WHAT YOU WILL DO.
1 > In the piece about reaching the summit of Haleakala, render this sentence in Spanish: "Today is Saturday (good for traffic), but it is also overcast with intermittent rain (not good for traffic)."
2 > Summarize the piece about reaching the summit of Haleakala in two sentences.
3 > Carry the account of the trek toward Haleakala's summit forward from the last sentence shown.

>> start PASSAGE GIVEN

The objective? Get to the summit of Haleakala (10,000 ft / 3,048 m) from sea level.
My journey begins some 63 mi / 101 km from the trailhead in Kaupo (located on the far east side of Maui), and I estimate it will take me two days to get there on foot. I think I will try my luck at hitchhiking.
For those who know nothing of Maui’s geography here is a crash course: Maui is composed of two volcanoes, connected by an isthmus – Haleakala in the east, and Mauna Kahalawai in the west. The town of Hana is the main attraction in East Maui, and is accessible via a long and winding coastal “highway” (the act of driving the road is a tourist attraction in itself).
This is the road I need to follow to the trailhead.

The sun is not up yet, but if I am going to end up walking the entire way I want plenty of daylight to do so. I expect that the traffic headed to Hana will be mostly tourists, and so I am thinking a hitch to take some time (nobody wants a strange man ruining their scenic coastal drive).
Today is Saturday (good for traffic), but it is also overcast with intermittent rain (not good for traffic).
I make my way through the town of Makawao, and continue down the road until the sidewalk shrinks into a shoulder, and the shoulder shrinks into nothingness. The road turns every which way, and practically every corner is blind. Getting hit by a car would be a terrible inconvenience (but possibly a good shot at a ride?).
After a few miles of treacherous road walking the morning’s drizzle becomes steadier and heavier – time to equip rain gear. I suit up and decide to try my luck at a few cars (perhaps I will be pitied in the rain?). Fifteen minutes and only three cars later I conclude I am not on the best road for hitching. I continue walking.
As I walk, I hear a car approaching from behind me. As I step to the opposite side of the road to avoid being run over, I lazily stick out my thumb and continue to walk without turning to face the driver. I am shocked when a large truck pulls to a stop in front of me. Huzaa!

I toss my pack in the back, hop in the passenger seat, and meet Mike, a Hawaiian home builder heading towards Hana for work. Turns out that Mike drives the road to Hana almost daily, and he is an expert as navigating its twists and turns (aka he is a madman behind the wheel).

>> end PASSAGE GIVEN
>> start DATASET EXCERPT

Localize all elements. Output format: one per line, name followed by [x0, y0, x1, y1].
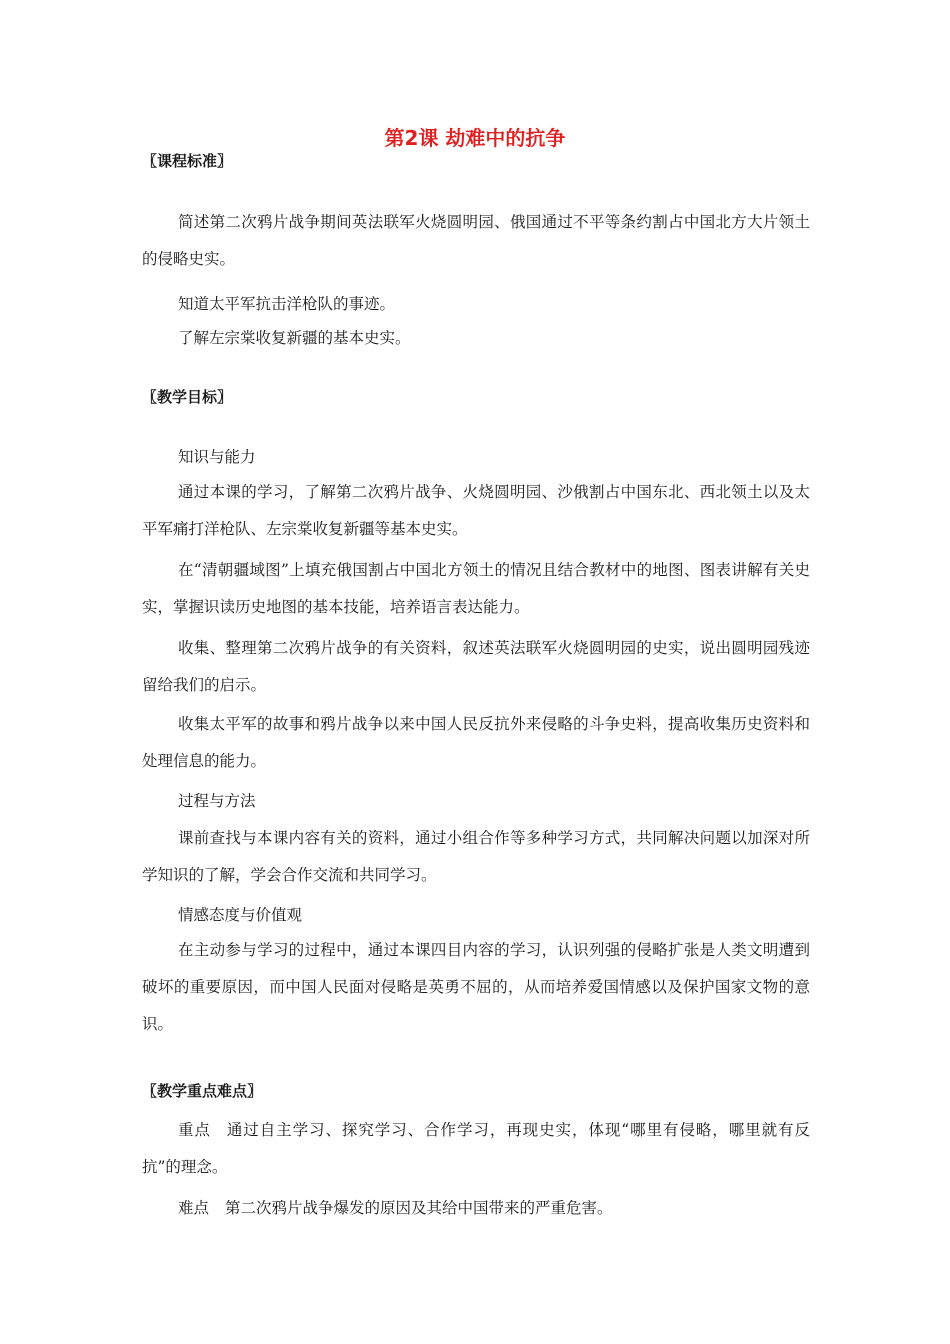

>> end DATASET EXCERPT

EXPECTED RESPONSES.
1 > Hoy es sábado (bueno para el tráfico), pero también está nublado con lluvia intermitente (malo para el tráfico).

2 > The writer sets out to climb from sea level to the 10,000-foot summit of Haleakala, starting about 63 miles from the Kaupo trailhead on Maui's far east side and planning to hitchhike along the winding road to Hana. After a few miles of risky road walking in steady rain with few passing cars, the writer is picked up by Mike, a Hawaiian home builder who drives the road to Hana almost daily for work.

3 >
We barrel down the road, passing every tour van and rental car failing to yield to Mike’s massive truck. Despite the road being wet from rain and our driving taking place primarily on the wrong side of the road, I feel oddly safe in the care of Mr. Mike. Much faster than I could have guessed, I am already halfway to Hana.
However, Mike has business further back, and he brought me to the halfway point as a courtesy (there is a small parking lot, convenience stand, and benches here).
“You have a knife?” Mike asks.
“Nope, couldn’t carry it onto the plane.”
“Here, I have some extra machetes. Take one, you are going to need it,” he tells me.
Although confident that I will not be needing a five-pound machete, I decide to take it anyways. How am I going to turn down a giant machete? Maybe I will get to do battle with a wild boar in the jungle. I hope this doesn’t hurt my chances of getting another ride.
I thank Mike for all his help and step out into the rain once more.

Here the cars are more frequent, but sadly, so is the rejection (I swear, this machete is to be used only for good).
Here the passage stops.